**EXERCISE OBJECTIVE:** Repeat the material exactly, leaving nothing out.

**DATASET RECORDS:**
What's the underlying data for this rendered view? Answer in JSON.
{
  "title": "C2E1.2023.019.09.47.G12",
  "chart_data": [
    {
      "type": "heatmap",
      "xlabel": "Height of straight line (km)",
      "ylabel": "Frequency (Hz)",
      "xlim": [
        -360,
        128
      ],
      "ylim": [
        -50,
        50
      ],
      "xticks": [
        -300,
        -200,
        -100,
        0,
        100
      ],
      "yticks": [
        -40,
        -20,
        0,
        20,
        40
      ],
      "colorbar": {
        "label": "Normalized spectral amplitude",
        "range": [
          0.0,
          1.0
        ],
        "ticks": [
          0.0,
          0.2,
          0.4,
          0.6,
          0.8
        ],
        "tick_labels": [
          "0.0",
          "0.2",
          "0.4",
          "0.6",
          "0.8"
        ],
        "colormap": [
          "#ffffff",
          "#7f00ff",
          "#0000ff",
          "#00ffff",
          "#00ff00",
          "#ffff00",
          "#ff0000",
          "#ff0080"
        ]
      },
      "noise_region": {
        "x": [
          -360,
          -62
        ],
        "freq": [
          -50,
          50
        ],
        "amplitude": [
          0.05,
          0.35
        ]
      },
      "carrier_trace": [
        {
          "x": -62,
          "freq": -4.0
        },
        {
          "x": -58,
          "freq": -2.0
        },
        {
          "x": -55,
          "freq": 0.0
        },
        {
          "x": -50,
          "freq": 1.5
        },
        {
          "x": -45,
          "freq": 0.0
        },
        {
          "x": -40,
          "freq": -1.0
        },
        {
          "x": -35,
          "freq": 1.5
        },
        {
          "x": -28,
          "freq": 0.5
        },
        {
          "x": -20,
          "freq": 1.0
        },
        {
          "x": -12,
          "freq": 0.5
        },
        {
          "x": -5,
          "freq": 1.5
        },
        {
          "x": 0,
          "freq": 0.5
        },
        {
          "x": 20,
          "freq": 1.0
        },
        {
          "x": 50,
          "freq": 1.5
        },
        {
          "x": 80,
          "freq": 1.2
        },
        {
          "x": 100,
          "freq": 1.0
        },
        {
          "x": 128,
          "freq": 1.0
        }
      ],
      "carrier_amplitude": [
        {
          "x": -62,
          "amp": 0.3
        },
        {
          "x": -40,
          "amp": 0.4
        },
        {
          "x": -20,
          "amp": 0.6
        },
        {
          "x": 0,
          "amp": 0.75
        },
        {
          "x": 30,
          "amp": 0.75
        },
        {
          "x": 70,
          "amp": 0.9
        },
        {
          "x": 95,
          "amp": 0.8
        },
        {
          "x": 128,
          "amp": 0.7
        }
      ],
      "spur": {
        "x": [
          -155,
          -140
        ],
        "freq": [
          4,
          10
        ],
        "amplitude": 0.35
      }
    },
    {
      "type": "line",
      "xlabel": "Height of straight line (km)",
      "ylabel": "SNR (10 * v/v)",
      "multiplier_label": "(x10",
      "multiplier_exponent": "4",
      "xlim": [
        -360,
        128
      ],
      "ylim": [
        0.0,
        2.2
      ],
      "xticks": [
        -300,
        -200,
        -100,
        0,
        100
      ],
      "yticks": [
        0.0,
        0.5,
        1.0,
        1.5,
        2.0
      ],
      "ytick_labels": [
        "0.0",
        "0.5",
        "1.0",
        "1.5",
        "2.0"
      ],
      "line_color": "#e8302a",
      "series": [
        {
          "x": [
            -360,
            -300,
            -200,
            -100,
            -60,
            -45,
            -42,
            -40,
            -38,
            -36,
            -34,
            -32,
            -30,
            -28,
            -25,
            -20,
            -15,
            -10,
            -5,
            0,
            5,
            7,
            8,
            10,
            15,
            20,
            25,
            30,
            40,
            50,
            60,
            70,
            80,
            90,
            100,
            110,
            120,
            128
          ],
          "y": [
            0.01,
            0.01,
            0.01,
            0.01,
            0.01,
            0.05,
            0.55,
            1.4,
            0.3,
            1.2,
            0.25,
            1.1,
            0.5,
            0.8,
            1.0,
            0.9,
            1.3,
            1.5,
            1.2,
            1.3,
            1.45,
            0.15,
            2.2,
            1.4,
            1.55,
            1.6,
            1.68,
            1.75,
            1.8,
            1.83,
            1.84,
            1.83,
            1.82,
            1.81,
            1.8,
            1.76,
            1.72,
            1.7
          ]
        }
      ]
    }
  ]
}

**FULL OUTPUT:**
What's the underlying data for this rendered view? Answer in JSON.
{
  "title": "C2E1.2023.019.09.47.G12",
  "chart_data": [
    {
      "type": "heatmap",
      "xlabel": "Height of straight line (km)",
      "ylabel": "Frequency (Hz)",
      "xlim": [
        -360,
        128
      ],
      "ylim": [
        -50,
        50
      ],
      "xticks": [
        -300,
        -200,
        -100,
        0,
        100
      ],
      "yticks": [
        -40,
        -20,
        0,
        20,
        40
      ],
      "colorbar": {
        "label": "Normalized spectral amplitude",
        "range": [
          0.0,
          1.0
        ],
        "ticks": [
          0.0,
          0.2,
          0.4,
          0.6,
          0.8
        ],
        "tick_labels": [
          "0.0",
          "0.2",
          "0.4",
          "0.6",
          "0.8"
        ],
        "colormap": [
          "#ffffff",
          "#7f00ff",
          "#0000ff",
          "#00ffff",
          "#00ff00",
          "#ffff00",
          "#ff0000",
          "#ff0080"
        ]
      },
      "noise_region": {
        "x": [
          -360,
          -62
        ],
        "freq": [
          -50,
          50
        ],
        "amplitude": [
          0.05,
          0.35
        ]
      },
      "carrier_trace": [
        {
          "x": -62,
          "freq": -4.0
        },
        {
          "x": -58,
          "freq": -2.0
        },
        {
          "x": -55,
          "freq": 0.0
        },
        {
          "x": -50,
          "freq": 1.5
        },
        {
          "x": -45,
          "freq": 0.0
        },
        {
          "x": -40,
          "freq": -1.0
        },
        {
          "x": -35,
          "freq": 1.5
        },
        {
          "x": -28,
          "freq": 0.5
        },
        {
          "x": -20,
          "freq": 1.0
        },
        {
          "x": -12,
          "freq": 0.5
        },
        {
          "x": -5,
          "freq": 1.5
        },
        {
          "x": 0,
          "freq": 0.5
        },
        {
          "x": 20,
          "freq": 1.0
        },
        {
          "x": 50,
          "freq": 1.5
        },
        {
          "x": 80,
          "freq": 1.2
        },
        {
          "x": 100,
          "freq": 1.0
        },
        {
          "x": 128,
          "freq": 1.0
        }
      ],
      "carrier_amplitude": [
        {
          "x": -62,
          "amp": 0.3
        },
        {
          "x": -40,
          "amp": 0.4
        },
        {
          "x": -20,
          "amp": 0.6
        },
        {
          "x": 0,
          "amp": 0.75
        },
        {
          "x": 30,
          "amp": 0.75
        },
        {
          "x": 70,
          "amp": 0.9
        },
        {
          "x": 95,
          "amp": 0.8
        },
        {
          "x": 128,
          "amp": 0.7
        }
      ],
      "spur": {
        "x": [
          -155,
          -140
        ],
        "freq": [
          4,
          10
        ],
        "amplitude": 0.35
      }
    },
    {
      "type": "line",
      "xlabel": "Height of straight line (km)",
      "ylabel": "SNR (10 * v/v)",
      "multiplier_label": "(x10",
      "multiplier_exponent": "4",
      "xlim": [
        -360,
        128
      ],
      "ylim": [
        0.0,
        2.2
      ],
      "xticks": [
        -300,
        -200,
        -100,
        0,
        100
      ],
      "yticks": [
        0.0,
        0.5,
        1.0,
        1.5,
        2.0
      ],
      "ytick_labels": [
        "0.0",
        "0.5",
        "1.0",
        "1.5",
        "2.0"
      ],
      "line_color": "#e8302a",
      "series": [
        {
          "x": [
            -360,
            -300,
            -200,
            -100,
            -60,
            -45,
            -42,
            -40,
            -38,
            -36,
            -34,
            -32,
            -30,
            -28,
            -25,
            -20,
            -15,
            -10,
            -5,
            0,
            5,
            7,
            8,
            10,
            15,
            20,
            25,
            30,
            40,
            50,
            60,
            70,
            80,
            90,
            100,
            110,
            120,
            128
          ],
          "y": [
            0.01,
            0.01,
            0.01,
            0.01,
            0.01,
            0.05,
            0.55,
            1.4,
            0.3,
            1.2,
            0.25,
            1.1,
            0.5,
            0.8,
            1.0,
            0.9,
            1.3,
            1.5,
            1.2,
            1.3,
            1.45,
            0.15,
            2.2,
            1.4,
            1.55,
            1.6,
            1.68,
            1.75,
            1.8,
            1.83,
            1.84,
            1.83,
            1.82,
            1.81,
            1.8,
            1.76,
            1.72,
            1.7
          ]
        }
      ]
    }
  ]
}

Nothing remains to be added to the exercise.